All lines holding the string "image" are to be shown.

Structured figure records:
◇ ◇ ◇ ◇ ◇ ◇ ◇
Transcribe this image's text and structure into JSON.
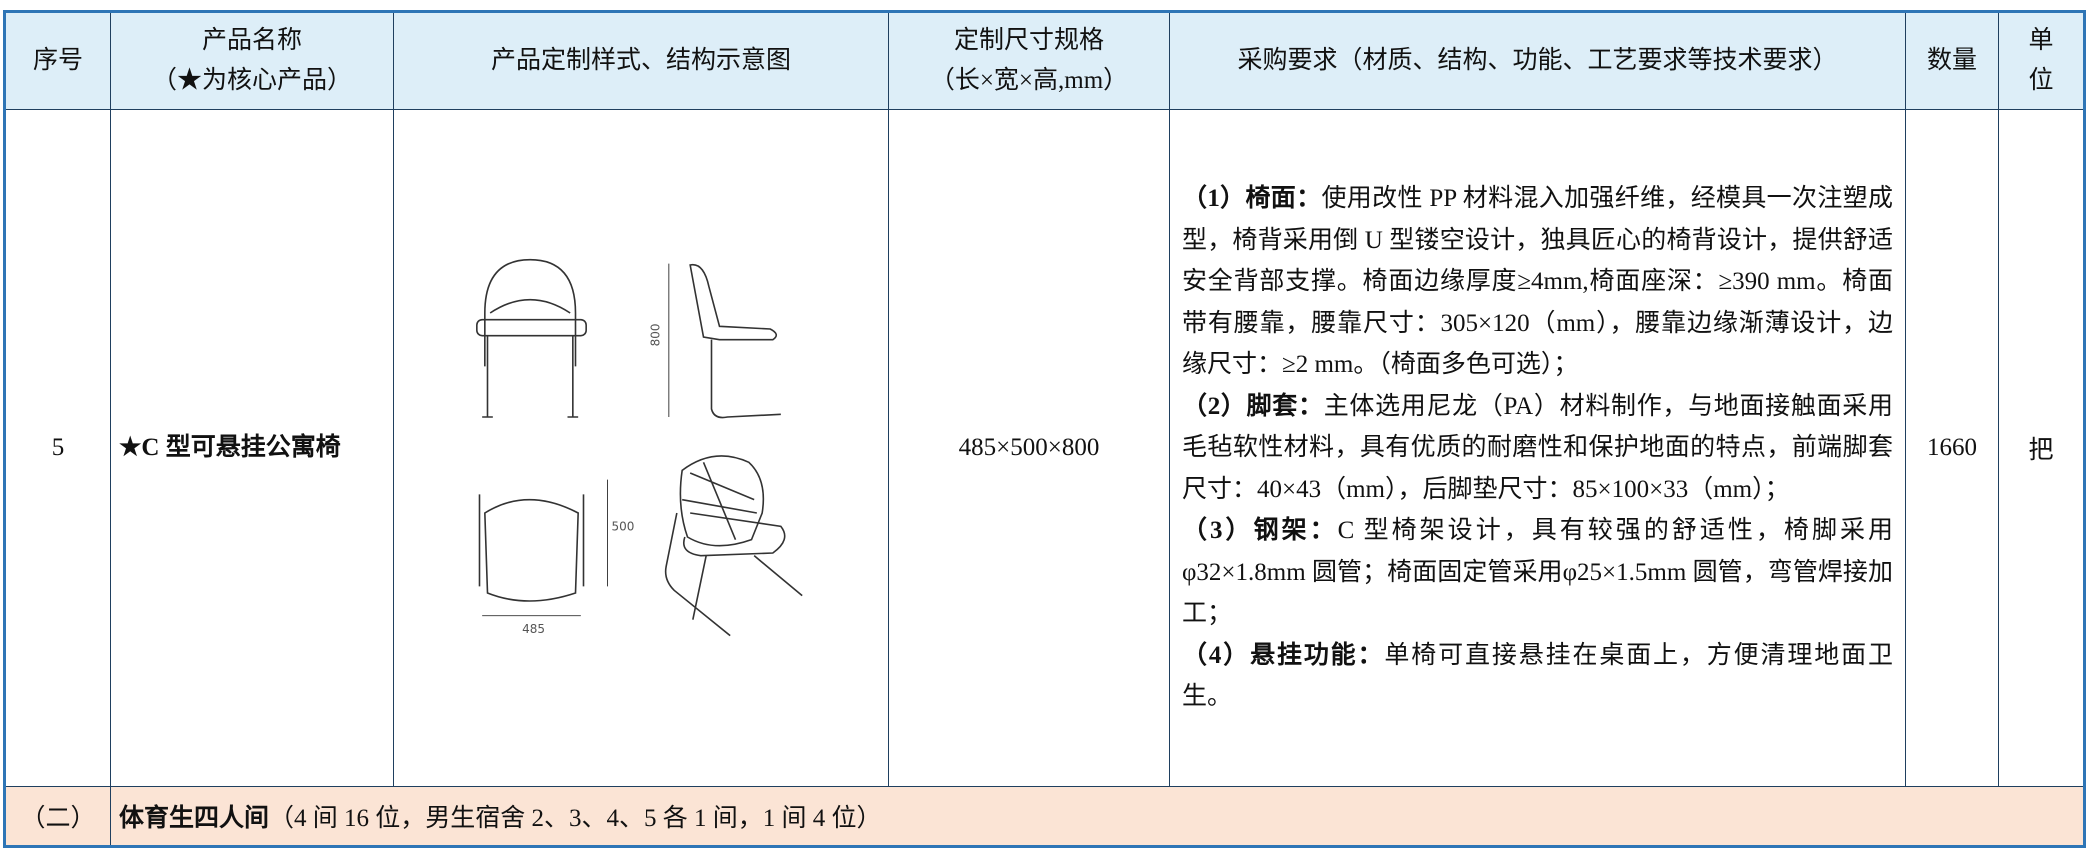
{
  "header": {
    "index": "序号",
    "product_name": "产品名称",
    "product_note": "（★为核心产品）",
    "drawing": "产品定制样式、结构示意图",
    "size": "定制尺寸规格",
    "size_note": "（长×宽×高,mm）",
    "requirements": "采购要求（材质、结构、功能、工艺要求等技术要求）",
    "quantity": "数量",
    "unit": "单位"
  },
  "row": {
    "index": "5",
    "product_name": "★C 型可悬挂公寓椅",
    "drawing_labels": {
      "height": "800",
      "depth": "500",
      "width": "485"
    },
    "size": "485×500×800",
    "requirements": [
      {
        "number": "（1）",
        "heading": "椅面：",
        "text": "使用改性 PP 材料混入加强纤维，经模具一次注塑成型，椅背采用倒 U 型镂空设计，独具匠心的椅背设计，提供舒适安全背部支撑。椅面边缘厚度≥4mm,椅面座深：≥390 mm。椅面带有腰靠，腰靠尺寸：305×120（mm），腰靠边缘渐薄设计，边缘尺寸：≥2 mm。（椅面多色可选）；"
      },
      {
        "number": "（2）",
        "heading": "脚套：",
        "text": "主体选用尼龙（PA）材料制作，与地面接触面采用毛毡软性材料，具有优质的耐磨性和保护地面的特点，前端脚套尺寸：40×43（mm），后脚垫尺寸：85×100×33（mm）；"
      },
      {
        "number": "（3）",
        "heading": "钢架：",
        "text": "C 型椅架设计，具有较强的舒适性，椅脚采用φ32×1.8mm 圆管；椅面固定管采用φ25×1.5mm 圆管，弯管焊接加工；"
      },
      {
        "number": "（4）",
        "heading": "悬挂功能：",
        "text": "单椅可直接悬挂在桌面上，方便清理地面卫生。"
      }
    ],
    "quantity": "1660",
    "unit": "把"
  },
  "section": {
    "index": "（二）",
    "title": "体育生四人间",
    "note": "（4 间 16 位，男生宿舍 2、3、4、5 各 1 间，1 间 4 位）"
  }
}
◇ ◇ ◇ ◇ ◇ ◇ ◇
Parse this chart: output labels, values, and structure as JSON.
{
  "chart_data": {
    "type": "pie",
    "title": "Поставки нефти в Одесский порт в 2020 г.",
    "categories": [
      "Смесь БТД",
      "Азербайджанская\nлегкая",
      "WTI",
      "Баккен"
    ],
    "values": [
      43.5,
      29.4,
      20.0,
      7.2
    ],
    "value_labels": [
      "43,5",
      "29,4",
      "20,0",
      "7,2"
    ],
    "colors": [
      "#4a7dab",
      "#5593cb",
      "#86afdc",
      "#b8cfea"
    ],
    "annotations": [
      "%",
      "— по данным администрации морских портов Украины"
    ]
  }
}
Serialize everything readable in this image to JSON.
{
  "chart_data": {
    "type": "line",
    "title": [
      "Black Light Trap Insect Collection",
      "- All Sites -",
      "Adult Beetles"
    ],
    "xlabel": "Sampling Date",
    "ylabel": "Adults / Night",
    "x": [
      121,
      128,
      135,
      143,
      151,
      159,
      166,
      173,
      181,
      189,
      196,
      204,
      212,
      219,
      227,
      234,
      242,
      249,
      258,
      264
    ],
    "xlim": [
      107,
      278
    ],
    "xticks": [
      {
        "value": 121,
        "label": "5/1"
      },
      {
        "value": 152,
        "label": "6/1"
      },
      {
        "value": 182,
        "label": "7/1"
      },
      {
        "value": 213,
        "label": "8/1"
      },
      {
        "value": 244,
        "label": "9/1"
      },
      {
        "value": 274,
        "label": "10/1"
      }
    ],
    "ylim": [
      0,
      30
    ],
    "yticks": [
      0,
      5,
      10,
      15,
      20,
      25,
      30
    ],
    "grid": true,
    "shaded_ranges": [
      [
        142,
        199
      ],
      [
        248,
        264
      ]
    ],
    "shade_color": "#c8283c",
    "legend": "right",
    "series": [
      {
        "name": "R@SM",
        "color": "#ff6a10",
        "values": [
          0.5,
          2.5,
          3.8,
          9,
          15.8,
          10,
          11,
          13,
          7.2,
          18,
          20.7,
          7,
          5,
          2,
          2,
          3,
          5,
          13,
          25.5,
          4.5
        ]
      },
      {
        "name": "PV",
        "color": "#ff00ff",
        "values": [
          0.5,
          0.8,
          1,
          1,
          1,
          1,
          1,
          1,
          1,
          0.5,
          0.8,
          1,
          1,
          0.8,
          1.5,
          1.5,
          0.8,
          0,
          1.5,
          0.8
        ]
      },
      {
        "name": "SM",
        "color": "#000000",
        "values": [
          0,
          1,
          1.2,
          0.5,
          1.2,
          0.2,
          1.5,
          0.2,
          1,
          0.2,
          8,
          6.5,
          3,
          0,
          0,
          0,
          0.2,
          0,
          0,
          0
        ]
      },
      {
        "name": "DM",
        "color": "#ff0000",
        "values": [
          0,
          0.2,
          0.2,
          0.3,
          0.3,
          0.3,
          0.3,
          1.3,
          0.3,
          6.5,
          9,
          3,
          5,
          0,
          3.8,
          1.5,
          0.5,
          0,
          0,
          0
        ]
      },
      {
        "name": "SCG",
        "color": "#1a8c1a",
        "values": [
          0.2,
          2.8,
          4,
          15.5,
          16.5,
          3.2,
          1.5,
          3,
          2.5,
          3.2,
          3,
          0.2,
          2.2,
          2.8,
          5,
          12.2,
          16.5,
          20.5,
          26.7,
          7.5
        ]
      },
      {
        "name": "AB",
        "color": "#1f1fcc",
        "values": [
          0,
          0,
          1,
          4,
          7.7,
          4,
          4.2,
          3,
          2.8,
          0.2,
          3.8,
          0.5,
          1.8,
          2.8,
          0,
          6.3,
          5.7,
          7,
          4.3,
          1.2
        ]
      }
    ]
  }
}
◇ ◇ ◇ ◇ ◇ ◇ ◇
- Exercise result
Transcribe this image's text and structure into JSON.
Serialize everything readable in this image to JSON.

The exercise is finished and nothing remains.